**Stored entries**
^^^^^^^^^^^^^^^^

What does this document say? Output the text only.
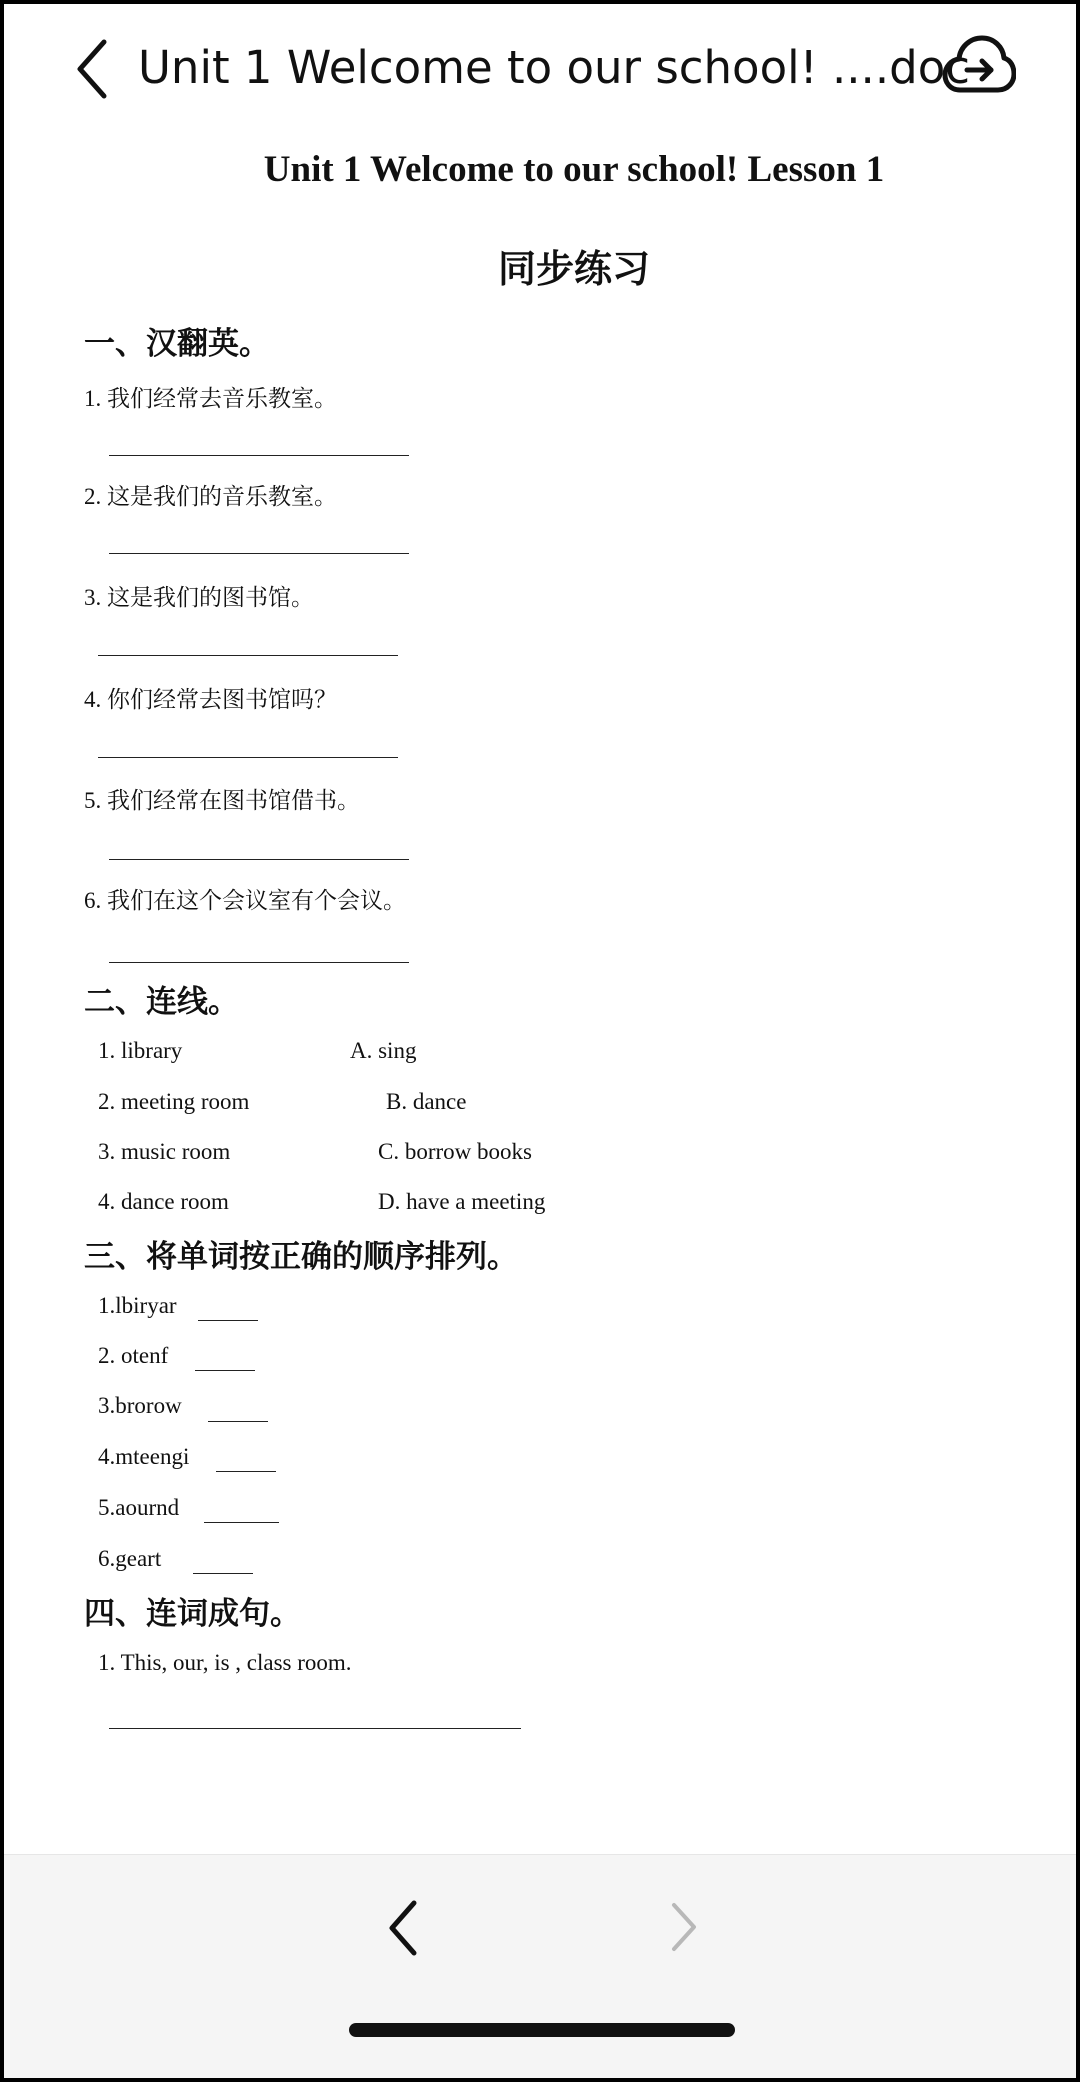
Unit 1 Welcome to our school! ....doc
Unit 1 Welcome to our school! Lesson 1
同步练习
一、汉翻英。
1. 我们经常去音乐教室。
2. 这是我们的音乐教室。
3. 这是我们的图书馆。
4. 你们经常去图书馆吗？
5. 我们经常在图书馆借书。
6. 我们在这个会议室有个会议。
二、连线。
1. library	A. sing
2. meeting room	B. dance
3. music room	C. borrow books
4. dance room	D. have a meeting
三、将单词按正确的顺序排列。
1.lbiryar
2. otenf
3.brorow
4.mteengi
5.aournd
6.geart
四、连词成句。
1. This, our, is , class room.
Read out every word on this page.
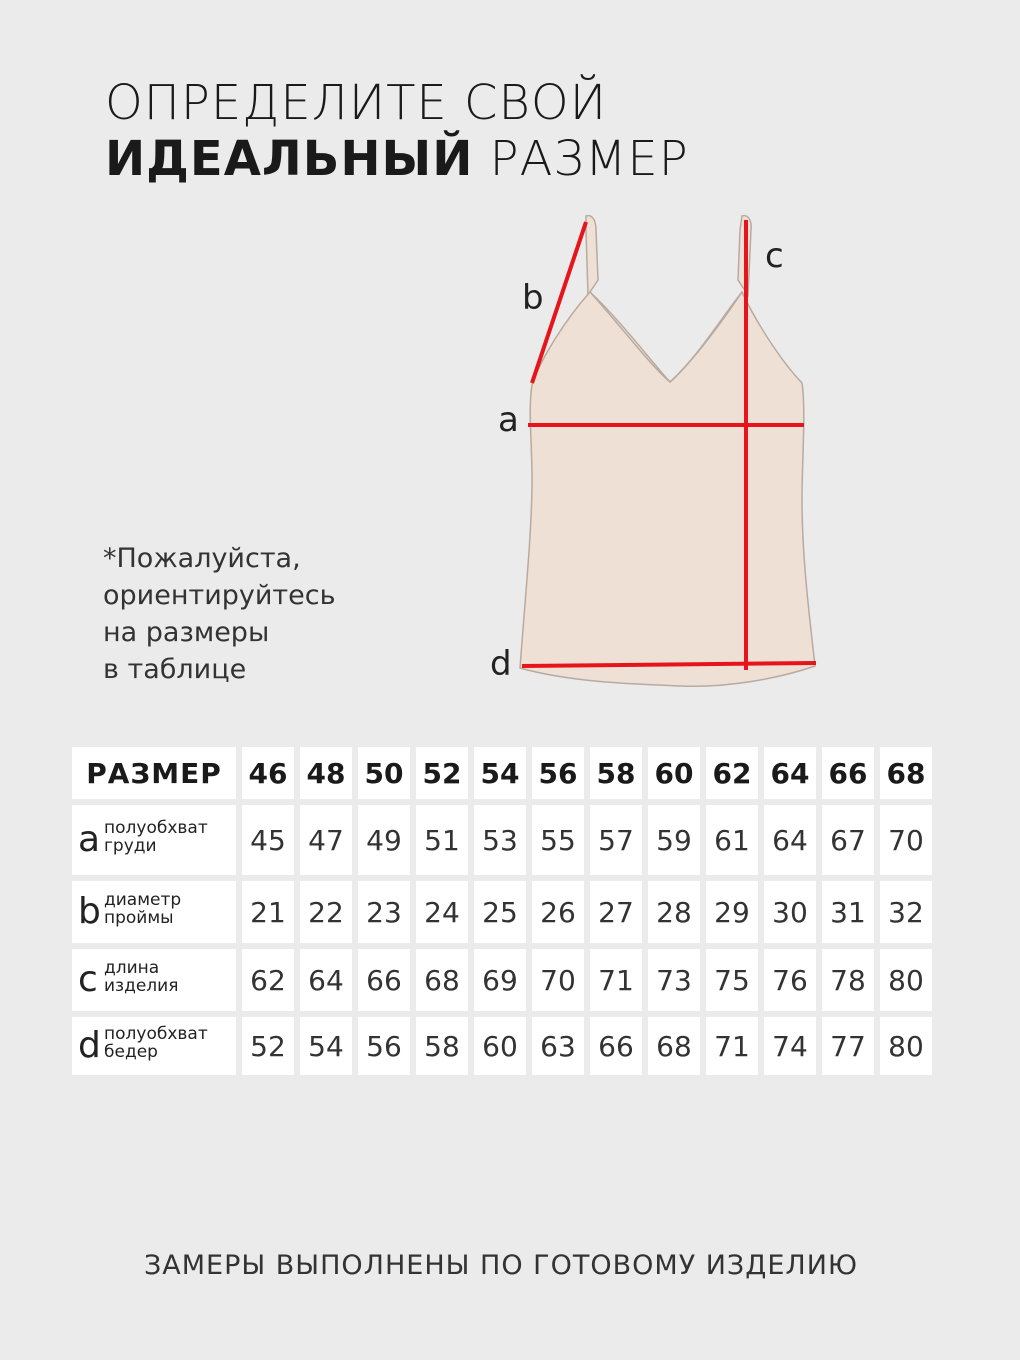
ОПРЕДЕЛИТЕ СВОЙ
ИДЕАЛЬНЫЙ РАЗМЕР
*Пожалуйста,
ориентируйтесь
на размеры
в таблице
b
c
a
d
РАЗМЕР	46	48	50	52	54	56	58	60	62	64	66	68

a полуобхват
груди	45	47	49	51	53	55	57	59	61	64	67	70

b диаметр
проймы	21	22	23	24	25	26	27	28	29	30	31	32

c длина
изделия	62	64	66	68	69	70	71	73	75	76	78	80

d полуобхват
бедер	52	54	56	58	60	63	66	68	71	74	77	80
ЗАМЕРЫ ВЫПОЛНЕНЫ ПО ГОТОВОМУ ИЗДЕЛИЮ
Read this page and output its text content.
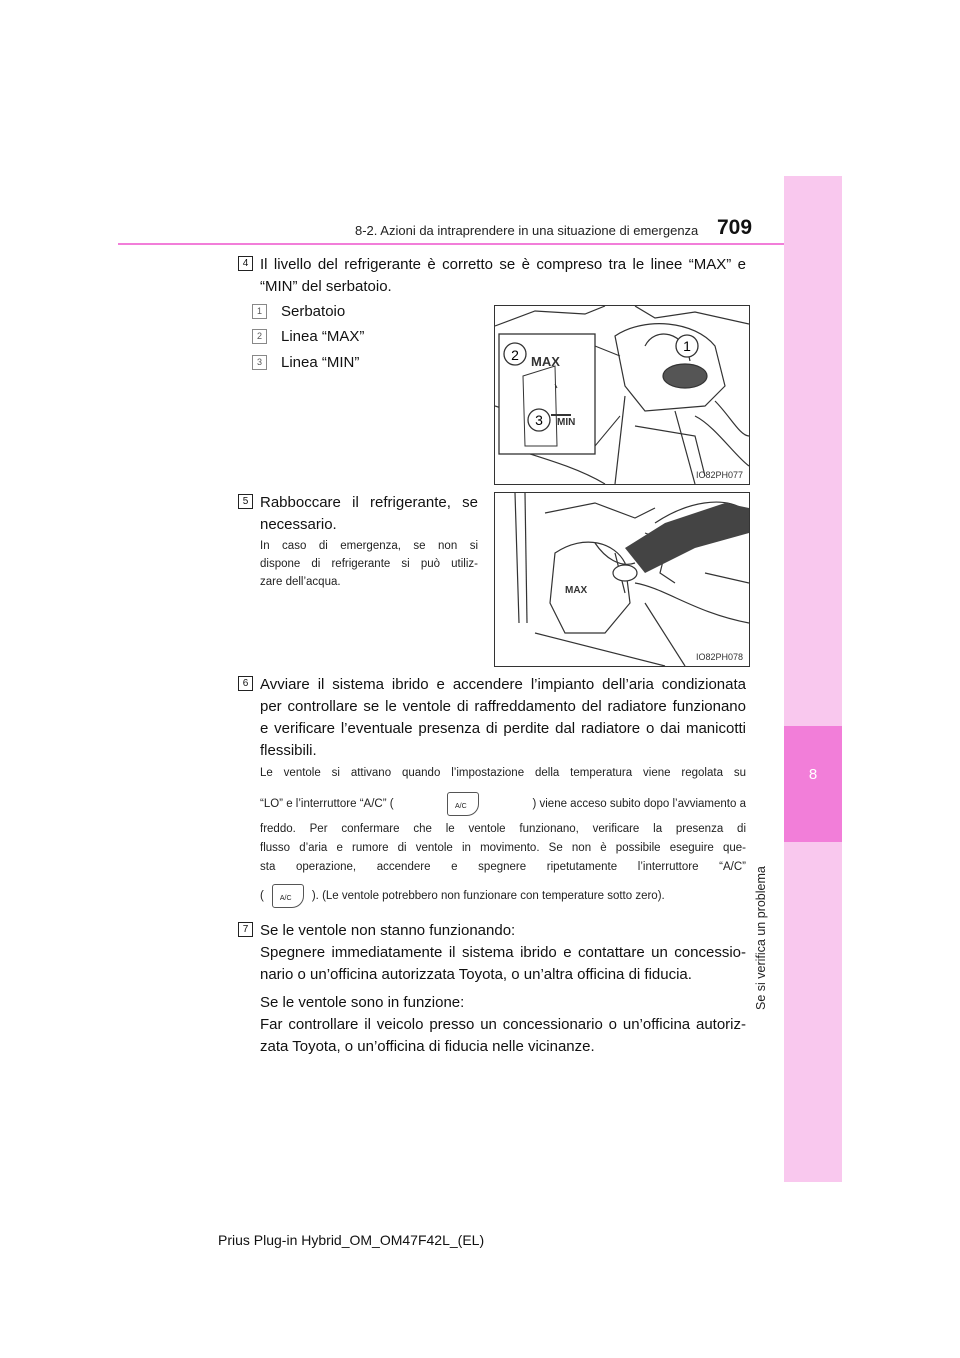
8
Se si verifica un problema
8-2. Azioni da intraprendere in una situazione di emergenza 709
4 Il livello del refrigerante è corretto se è compreso tra le linee “MAX” e
“MIN” del serbatoio.
1	Serbatoio
2	Linea “MAX”
3	Linea “MIN”	2 MAX
3 MIN
1
IO82PH077
5 Rabboccare il refrigerante, se
necessario.
In caso di emergenza, se non si
dispone di refrigerante si può utiliz-
zare dell’acqua.
MAX
IO82PH078
6 Avviare il sistema ibrido e accendere l’impianto dell’aria condizionata
per controllare se le ventole di raffreddamento del radiatore funzionano
e verificare l’eventuale presenza di perdite dal radiatore o dai manicotti
flessibili.
Le ventole si attivano quando l’impostazione della temperatura viene regolata su
“LO” e l’interruttore “A/C” (	A/C	) viene acceso subito dopo l’avviamento a
freddo. Per confermare che le ventole funzionano, verificare la presenza di
flusso d’aria e rumore di ventole in movimento. Se non è possibile eseguire que-
sta operazione, accendere e spegnere ripetutamente l’interruttore “A/C”
( A/C ). (Le ventole potrebbero non funzionare con temperature sotto zero).
7 Se le ventole non stanno funzionando:
Spegnere immediatamente il sistema ibrido e contattare un concessio-
nario o un’officina autorizzata Toyota, o un’altra officina di fiducia.
Se le ventole sono in funzione:
Far controllare il veicolo presso un concessionario o un’officina autoriz-
zata Toyota, o un’officina di fiducia nelle vicinanze.
Prius Plug-in Hybrid_OM_OM47F42L_(EL)
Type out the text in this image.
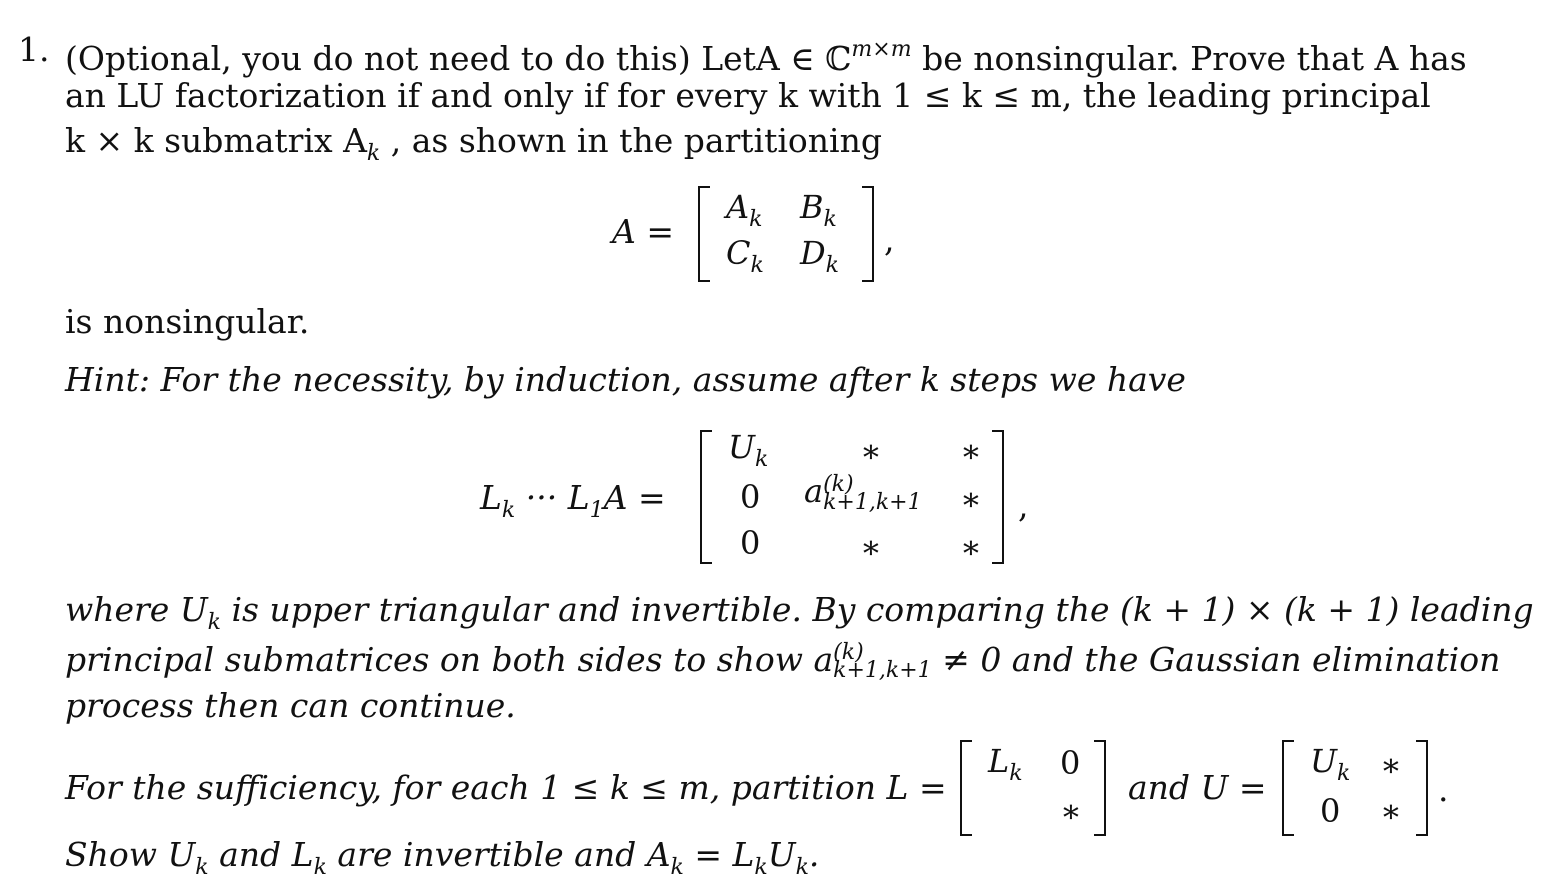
1. (Optional, you do not need to do this) LetA ∈ ℂ$^{m\times m}$ be nonsingular. Prove that A has
an LU factorization if and only if for every k with 1 ≤ k ≤ m, the leading principal
k × k submatrix $A_k$ , as shown in the partitioning
A =
$A_k$ $B_k$
$C_k$ $D_k$
,
is nonsingular.
Hint: For the necessity, by induction, assume after k steps we have
$L_k$ ··· $L_1A$ =
$U_k$	∗ ∗
0 a (k)
k+1,k+1 ∗
0	∗ ∗
,
where $U_k$ is upper triangular and invertible. By comparing the (k + 1) × (k + 1) leading
principal submatrices on both sides to show a (k)
k+1,k+1 ≠ 0 and the Gaussian elimination
process then can continue.
For the sufficiency, for each 1 ≤ k ≤ m, partition L =
$L_k$ 0
∗
and U =
$U_k$ ∗
0 ∗
.
Show $U_k$ and $L_k$ are invertible and $A_k = L_kU_k$.
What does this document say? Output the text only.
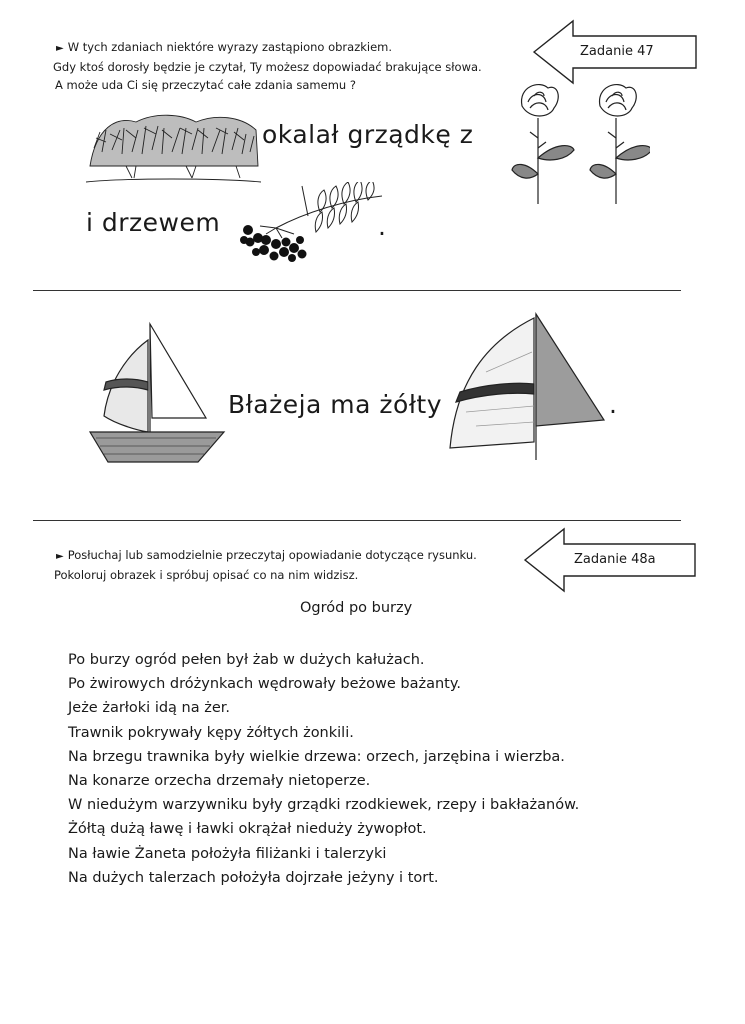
► W tych zdaniach niektóre wyrazy zastąpiono obrazkiem.
Gdy ktoś dorosły będzie je czytał, Ty możesz dopowiadać brakujące słowa.
A może uda Ci się przeczytać całe zdania samemu ?
Zadanie 47
okalał grządkę z
i drzewem	.
Błażeja ma żółty	.
► Posłuchaj lub samodzielnie przeczytaj opowiadanie dotyczące rysunku.
Pokoloruj obrazek i spróbuj opisać co na nim widzisz.
Zadanie 48a
Ogród po burzy
Po burzy ogród pełen był żab w dużych kałużach.
Po żwirowych dróżynkach wędrowały beżowe bażanty.
Jeże żarłoki idą na żer.
Trawnik pokrywały kępy żółtych żonkili.
Na brzegu trawnika były wielkie drzewa: orzech, jarzębina i wierzba.
Na konarze orzecha drzemały nietoperze.
W niedużym warzywniku były grządki rzodkiewek, rzepy i bakłażanów.
Żółtą dużą ławę i ławki okrążał nieduży żywopłot.
Na ławie Żaneta położyła filiżanki i talerzyki
Na dużych talerzach położyła dojrzałe jeżyny i tort.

^^^^^^^^^^^^^^^^

**Objective**
Lines holding the word "viene" in the entries above are the ones to pull out. Copy them all.

**Output**
Le ventole si attivano quando l’impostazione della temperatura viene regolata su
“LO” e l’interruttore “A/C” (	A/C	) viene acceso subito dopo l’avviamento a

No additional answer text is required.